**Short exercise**.
Would you transcribe the listing that follows, character for character, and omit its images?

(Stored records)
· · · ·
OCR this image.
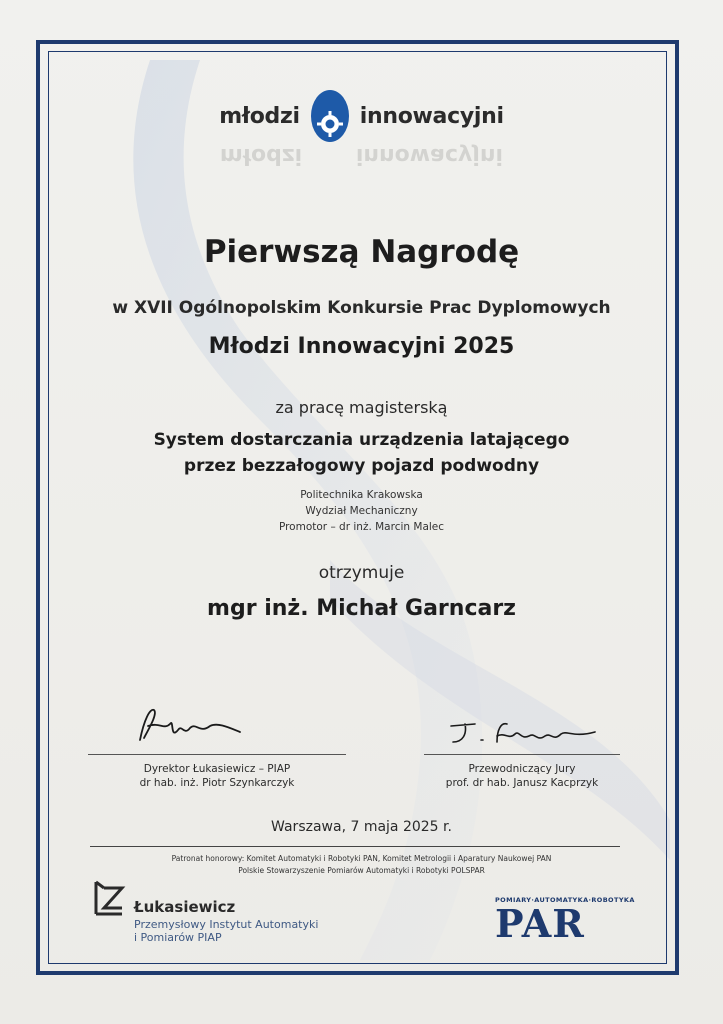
młodzi	innowacyjni
młodzi innowacyjni
Pierwszą Nagrodę
w XVII Ogólnopolskim Konkursie Prac Dyplomowych
Młodzi Innowacyjni 2025
za pracę magisterską
System dostarczania urządzenia latającego
przez bezzałogowy pojazd podwodny
Politechnika Krakowska
Wydział Mechaniczny
Promotor – dr inż. Marcin Malec
otrzymuje
mgr inż. Michał Garncarz
Dyrektor Łukasiewicz – PIAP
dr hab. inż. Piotr Szynkarczyk
Przewodniczący Jury
prof. dr hab. Janusz Kacprzyk
Warszawa, 7 maja 2025 r.
Patronat honorowy: Komitet Automatyki i Robotyki PAN, Komitet Metrologii i Aparatury Naukowej PAN
Polskie Stowarzyszenie Pomiarów Automatyki i Robotyki POLSPAR
Łukasiewicz
Przemysłowy Instytut Automatyki
i Pomiarów PIAP
POMIARY·AUTOMATYKA·ROBOTYKA
PAR
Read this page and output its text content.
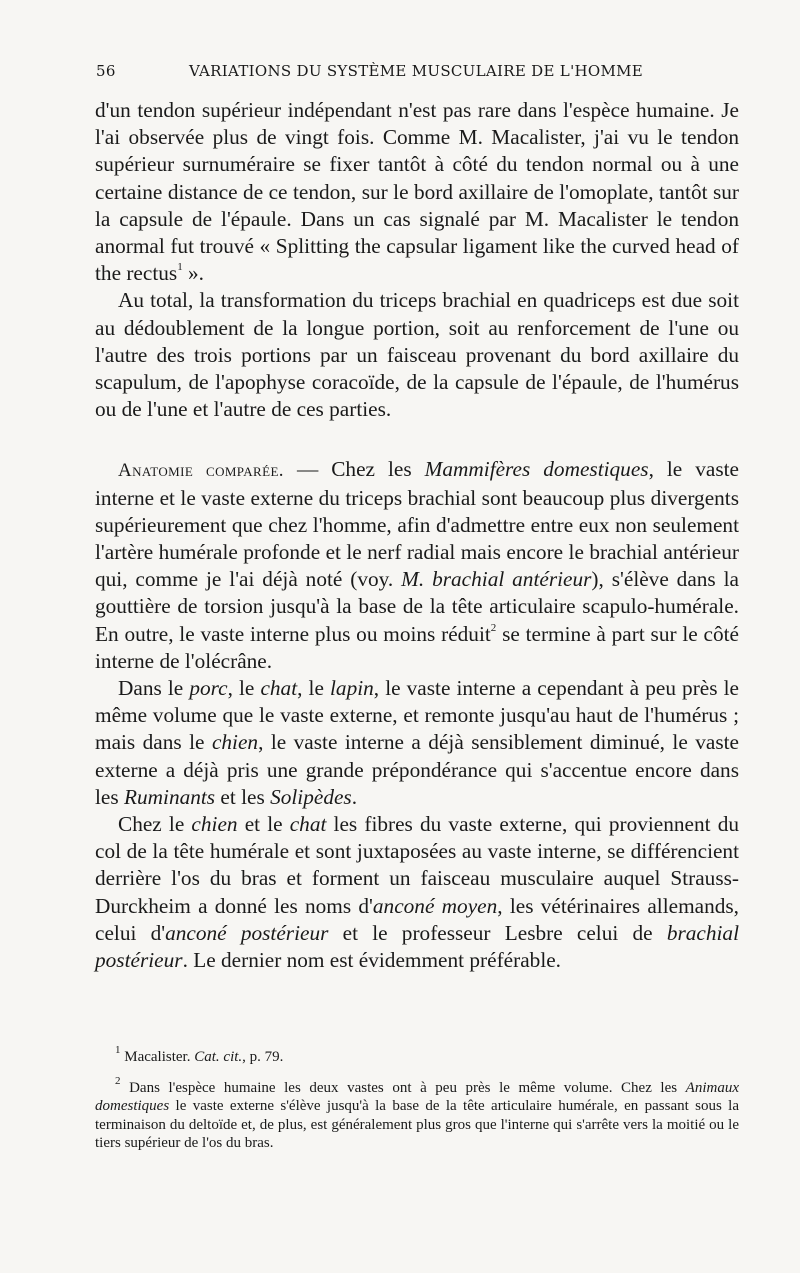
56	VARIATIONS DU SYSTÈME MUSCULAIRE DE L'HOMME

d'un tendon supérieur indépendant n'est pas rare dans l'espèce humaine. Je l'ai observée plus de vingt fois. Comme M. Macalister, j'ai vu le tendon supérieur surnuméraire se fixer tantôt à côté du tendon normal ou à une certaine distance de ce tendon, sur le bord axillaire de l'omoplate, tantôt sur la capsule de l'épaule. Dans un cas signalé par M. Macalister le tendon anormal fut trouvé « Splitting the capsular ligament like the curved head of the rectus$^1$ ».

Au total, la transformation du triceps brachial en quadriceps est due soit au dédoublement de la longue portion, soit au renforcement de l'une ou l'autre des trois portions par un faisceau provenant du bord axillaire du scapulum, de l'apophyse coracoïde, de la capsule de l'épaule, de l'humérus ou de l'une et l'autre de ces parties.

Anatomie comparée. — Chez les Mammifères domestiques, le vaste interne et le vaste externe du triceps brachial sont beaucoup plus divergents supérieurement que chez l'homme, afin d'admettre entre eux non seulement l'artère humérale profonde et le nerf radial mais encore le brachial antérieur qui, comme je l'ai déjà noté (voy. M. brachial antérieur), s'élève dans la gouttière de torsion jusqu'à la base de la tête articulaire scapulo-humérale. En outre, le vaste interne plus ou moins réduit$^2$ se termine à part sur le côté interne de l'olécrâne.

Dans le porc, le chat, le lapin, le vaste interne a cependant à peu près le même volume que le vaste externe, et remonte jusqu'au haut de l'humérus ; mais dans le chien, le vaste interne a déjà sensiblement diminué, le vaste externe a déjà pris une grande prépondérance qui s'accentue encore dans les Ruminants et les Solipèdes.

Chez le chien et le chat les fibres du vaste externe, qui proviennent du col de la tête humérale et sont juxtaposées au vaste interne, se différencient derrière l'os du bras et forment un faisceau musculaire auquel Strauss-Durckheim a donné les noms d'anconé moyen, les vétérinaires allemands, celui d'anconé postérieur et le professeur Lesbre celui de brachial postérieur. Le dernier nom est évidemment préférable.

$^1$ Macalister. Cat. cit., p. 79.

$^2$ Dans l'espèce humaine les deux vastes ont à peu près le même volume. Chez les Animaux domestiques le vaste externe s'élève jusqu'à la base de la tête articulaire humérale, en passant sous la terminaison du deltoïde et, de plus, est généralement plus gros que l'interne qui s'arrête vers la moitié ou le tiers supérieur de l'os du bras.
· · · ·
**Written answer**.
OCR this image.
młodzi	innowacyjni
młodzi innowacyjni
Pierwszą Nagrodę
w XVII Ogólnopolskim Konkursie Prac Dyplomowych
Młodzi Innowacyjni 2025
za pracę magisterską
System dostarczania urządzenia latającego
przez bezzałogowy pojazd podwodny
Politechnika Krakowska
Wydział Mechaniczny
Promotor – dr inż. Marcin Malec
otrzymuje
mgr inż. Michał Garncarz
Dyrektor Łukasiewicz – PIAP
dr hab. inż. Piotr Szynkarczyk
Przewodniczący Jury
prof. dr hab. Janusz Kacprzyk
Warszawa, 7 maja 2025 r.
Patronat honorowy: Komitet Automatyki i Robotyki PAN, Komitet Metrologii i Aparatury Naukowej PAN
Polskie Stowarzyszenie Pomiarów Automatyki i Robotyki POLSPAR
Łukasiewicz
Przemysłowy Instytut Automatyki
i Pomiarów PIAP
POMIARY·AUTOMATYKA·ROBOTYKA
PAR
Read this page and output its text content.
56	VARIATIONS DU SYSTÈME MUSCULAIRE DE L'HOMME

d'un tendon supérieur indépendant n'est pas rare dans l'espèce humaine. Je l'ai observée plus de vingt fois. Comme M. Macalister, j'ai vu le tendon supérieur surnuméraire se fixer tantôt à côté du tendon normal ou à une certaine distance de ce tendon, sur le bord axillaire de l'omoplate, tantôt sur la capsule de l'épaule. Dans un cas signalé par M. Macalister le tendon anormal fut trouvé « Splitting the capsular ligament like the curved head of the rectus$^1$ ».

Au total, la transformation du triceps brachial en quadriceps est due soit au dédoublement de la longue portion, soit au renforcement de l'une ou l'autre des trois portions par un faisceau provenant du bord axillaire du scapulum, de l'apophyse coracoïde, de la capsule de l'épaule, de l'humérus ou de l'une et l'autre de ces parties.

Anatomie comparée. — Chez les Mammifères domestiques, le vaste interne et le vaste externe du triceps brachial sont beaucoup plus divergents supérieurement que chez l'homme, afin d'admettre entre eux non seulement l'artère humérale profonde et le nerf radial mais encore le brachial antérieur qui, comme je l'ai déjà noté (voy. M. brachial antérieur), s'élève dans la gouttière de torsion jusqu'à la base de la tête articulaire scapulo-humérale. En outre, le vaste interne plus ou moins réduit$^2$ se termine à part sur le côté interne de l'olécrâne.

Dans le porc, le chat, le lapin, le vaste interne a cependant à peu près le même volume que le vaste externe, et remonte jusqu'au haut de l'humérus ; mais dans le chien, le vaste interne a déjà sensiblement diminué, le vaste externe a déjà pris une grande prépondérance qui s'accentue encore dans les Ruminants et les Solipèdes.

Chez le chien et le chat les fibres du vaste externe, qui proviennent du col de la tête humérale et sont juxtaposées au vaste interne, se différencient derrière l'os du bras et forment un faisceau musculaire auquel Strauss-Durckheim a donné les noms d'anconé moyen, les vétérinaires allemands, celui d'anconé postérieur et le professeur Lesbre celui de brachial postérieur. Le dernier nom est évidemment préférable.

$^1$ Macalister. Cat. cit., p. 79.

$^2$ Dans l'espèce humaine les deux vastes ont à peu près le même volume. Chez les Animaux domestiques le vaste externe s'élève jusqu'à la base de la tête articulaire humérale, en passant sous la terminaison du deltoïde et, de plus, est généralement plus gros que l'interne qui s'arrête vers la moitié ou le tiers supérieur de l'os du bras.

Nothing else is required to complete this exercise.